DO THIS:
Reproduce every entry exactly as shown.
=====
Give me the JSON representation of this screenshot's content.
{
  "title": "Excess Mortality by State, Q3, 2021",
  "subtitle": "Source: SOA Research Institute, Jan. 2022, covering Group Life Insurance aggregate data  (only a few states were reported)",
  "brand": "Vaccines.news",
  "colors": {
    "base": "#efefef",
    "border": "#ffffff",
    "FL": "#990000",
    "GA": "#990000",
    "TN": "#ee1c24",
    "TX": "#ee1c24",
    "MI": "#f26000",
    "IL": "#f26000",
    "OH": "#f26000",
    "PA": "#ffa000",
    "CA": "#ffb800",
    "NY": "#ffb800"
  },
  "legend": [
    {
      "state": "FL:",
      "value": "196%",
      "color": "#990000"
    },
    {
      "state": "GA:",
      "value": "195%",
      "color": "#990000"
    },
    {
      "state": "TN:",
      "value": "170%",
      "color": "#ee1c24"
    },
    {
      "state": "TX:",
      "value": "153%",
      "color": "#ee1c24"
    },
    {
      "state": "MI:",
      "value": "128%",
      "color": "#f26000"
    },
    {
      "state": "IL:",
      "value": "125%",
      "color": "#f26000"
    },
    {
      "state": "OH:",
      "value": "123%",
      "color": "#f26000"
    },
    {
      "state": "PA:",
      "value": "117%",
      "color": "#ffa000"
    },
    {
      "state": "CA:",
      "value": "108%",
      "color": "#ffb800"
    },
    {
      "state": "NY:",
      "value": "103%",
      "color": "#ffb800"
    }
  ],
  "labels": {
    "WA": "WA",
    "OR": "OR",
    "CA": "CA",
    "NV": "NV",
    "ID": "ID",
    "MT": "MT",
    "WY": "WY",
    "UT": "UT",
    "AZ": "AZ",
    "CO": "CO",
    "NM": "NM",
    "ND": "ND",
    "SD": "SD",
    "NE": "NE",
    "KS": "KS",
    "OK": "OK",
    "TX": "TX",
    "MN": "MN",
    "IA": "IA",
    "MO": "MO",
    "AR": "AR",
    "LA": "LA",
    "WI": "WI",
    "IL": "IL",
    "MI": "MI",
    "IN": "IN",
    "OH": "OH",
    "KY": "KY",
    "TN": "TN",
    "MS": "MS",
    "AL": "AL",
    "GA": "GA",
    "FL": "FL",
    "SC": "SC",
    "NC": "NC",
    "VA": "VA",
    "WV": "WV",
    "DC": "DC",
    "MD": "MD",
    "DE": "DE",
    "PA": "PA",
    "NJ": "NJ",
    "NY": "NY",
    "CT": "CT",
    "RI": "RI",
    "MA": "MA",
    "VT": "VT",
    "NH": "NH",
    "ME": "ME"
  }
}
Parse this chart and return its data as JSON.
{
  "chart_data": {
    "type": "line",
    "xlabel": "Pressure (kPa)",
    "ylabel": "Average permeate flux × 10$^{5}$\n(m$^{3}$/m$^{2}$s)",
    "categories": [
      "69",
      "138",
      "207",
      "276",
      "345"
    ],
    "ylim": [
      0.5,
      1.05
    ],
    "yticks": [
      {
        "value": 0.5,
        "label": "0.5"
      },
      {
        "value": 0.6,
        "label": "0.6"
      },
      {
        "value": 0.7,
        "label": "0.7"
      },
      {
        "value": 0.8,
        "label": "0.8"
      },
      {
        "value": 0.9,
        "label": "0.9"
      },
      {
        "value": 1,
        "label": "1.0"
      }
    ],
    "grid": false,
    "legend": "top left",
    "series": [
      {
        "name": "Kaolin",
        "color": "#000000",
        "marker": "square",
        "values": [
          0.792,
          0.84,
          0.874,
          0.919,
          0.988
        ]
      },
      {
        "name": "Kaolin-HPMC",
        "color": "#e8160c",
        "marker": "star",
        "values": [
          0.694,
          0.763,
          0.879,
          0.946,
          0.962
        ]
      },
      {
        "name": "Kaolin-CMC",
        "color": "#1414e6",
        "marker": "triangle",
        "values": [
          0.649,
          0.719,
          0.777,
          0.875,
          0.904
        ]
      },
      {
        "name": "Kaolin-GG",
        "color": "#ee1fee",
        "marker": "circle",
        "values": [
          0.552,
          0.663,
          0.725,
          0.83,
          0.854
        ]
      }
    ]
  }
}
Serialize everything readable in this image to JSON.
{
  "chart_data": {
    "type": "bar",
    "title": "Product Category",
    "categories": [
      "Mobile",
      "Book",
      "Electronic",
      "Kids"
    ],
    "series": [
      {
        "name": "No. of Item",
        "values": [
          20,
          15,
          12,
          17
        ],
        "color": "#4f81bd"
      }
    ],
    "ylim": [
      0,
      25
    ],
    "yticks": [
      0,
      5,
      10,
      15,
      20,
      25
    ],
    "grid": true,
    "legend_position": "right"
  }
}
=====
WORKED SOLUTION:
Give me the JSON representation of this screenshot's content.
{
  "title": "Excess Mortality by State, Q3, 2021",
  "subtitle": "Source: SOA Research Institute, Jan. 2022, covering Group Life Insurance aggregate data  (only a few states were reported)",
  "brand": "Vaccines.news",
  "colors": {
    "base": "#efefef",
    "border": "#ffffff",
    "FL": "#990000",
    "GA": "#990000",
    "TN": "#ee1c24",
    "TX": "#ee1c24",
    "MI": "#f26000",
    "IL": "#f26000",
    "OH": "#f26000",
    "PA": "#ffa000",
    "CA": "#ffb800",
    "NY": "#ffb800"
  },
  "legend": [
    {
      "state": "FL:",
      "value": "196%",
      "color": "#990000"
    },
    {
      "state": "GA:",
      "value": "195%",
      "color": "#990000"
    },
    {
      "state": "TN:",
      "value": "170%",
      "color": "#ee1c24"
    },
    {
      "state": "TX:",
      "value": "153%",
      "color": "#ee1c24"
    },
    {
      "state": "MI:",
      "value": "128%",
      "color": "#f26000"
    },
    {
      "state": "IL:",
      "value": "125%",
      "color": "#f26000"
    },
    {
      "state": "OH:",
      "value": "123%",
      "color": "#f26000"
    },
    {
      "state": "PA:",
      "value": "117%",
      "color": "#ffa000"
    },
    {
      "state": "CA:",
      "value": "108%",
      "color": "#ffb800"
    },
    {
      "state": "NY:",
      "value": "103%",
      "color": "#ffb800"
    }
  ],
  "labels": {
    "WA": "WA",
    "OR": "OR",
    "CA": "CA",
    "NV": "NV",
    "ID": "ID",
    "MT": "MT",
    "WY": "WY",
    "UT": "UT",
    "AZ": "AZ",
    "CO": "CO",
    "NM": "NM",
    "ND": "ND",
    "SD": "SD",
    "NE": "NE",
    "KS": "KS",
    "OK": "OK",
    "TX": "TX",
    "MN": "MN",
    "IA": "IA",
    "MO": "MO",
    "AR": "AR",
    "LA": "LA",
    "WI": "WI",
    "IL": "IL",
    "MI": "MI",
    "IN": "IN",
    "OH": "OH",
    "KY": "KY",
    "TN": "TN",
    "MS": "MS",
    "AL": "AL",
    "GA": "GA",
    "FL": "FL",
    "SC": "SC",
    "NC": "NC",
    "VA": "VA",
    "WV": "WV",
    "DC": "DC",
    "MD": "MD",
    "DE": "DE",
    "PA": "PA",
    "NJ": "NJ",
    "NY": "NY",
    "CT": "CT",
    "RI": "RI",
    "MA": "MA",
    "VT": "VT",
    "NH": "NH",
    "ME": "ME"
  }
}
Parse this chart and return its data as JSON.
{
  "chart_data": {
    "type": "line",
    "xlabel": "Pressure (kPa)",
    "ylabel": "Average permeate flux × 10$^{5}$\n(m$^{3}$/m$^{2}$s)",
    "categories": [
      "69",
      "138",
      "207",
      "276",
      "345"
    ],
    "ylim": [
      0.5,
      1.05
    ],
    "yticks": [
      {
        "value": 0.5,
        "label": "0.5"
      },
      {
        "value": 0.6,
        "label": "0.6"
      },
      {
        "value": 0.7,
        "label": "0.7"
      },
      {
        "value": 0.8,
        "label": "0.8"
      },
      {
        "value": 0.9,
        "label": "0.9"
      },
      {
        "value": 1,
        "label": "1.0"
      }
    ],
    "grid": false,
    "legend": "top left",
    "series": [
      {
        "name": "Kaolin",
        "color": "#000000",
        "marker": "square",
        "values": [
          0.792,
          0.84,
          0.874,
          0.919,
          0.988
        ]
      },
      {
        "name": "Kaolin-HPMC",
        "color": "#e8160c",
        "marker": "star",
        "values": [
          0.694,
          0.763,
          0.879,
          0.946,
          0.962
        ]
      },
      {
        "name": "Kaolin-CMC",
        "color": "#1414e6",
        "marker": "triangle",
        "values": [
          0.649,
          0.719,
          0.777,
          0.875,
          0.904
        ]
      },
      {
        "name": "Kaolin-GG",
        "color": "#ee1fee",
        "marker": "circle",
        "values": [
          0.552,
          0.663,
          0.725,
          0.83,
          0.854
        ]
      }
    ]
  }
}
Serialize everything readable in this image to JSON.
{
  "chart_data": {
    "type": "bar",
    "title": "Product Category",
    "categories": [
      "Mobile",
      "Book",
      "Electronic",
      "Kids"
    ],
    "series": [
      {
        "name": "No. of Item",
        "values": [
          20,
          15,
          12,
          17
        ],
        "color": "#4f81bd"
      }
    ],
    "ylim": [
      0,
      25
    ],
    "yticks": [
      0,
      5,
      10,
      15,
      20,
      25
    ],
    "grid": true,
    "legend_position": "right"
  }
}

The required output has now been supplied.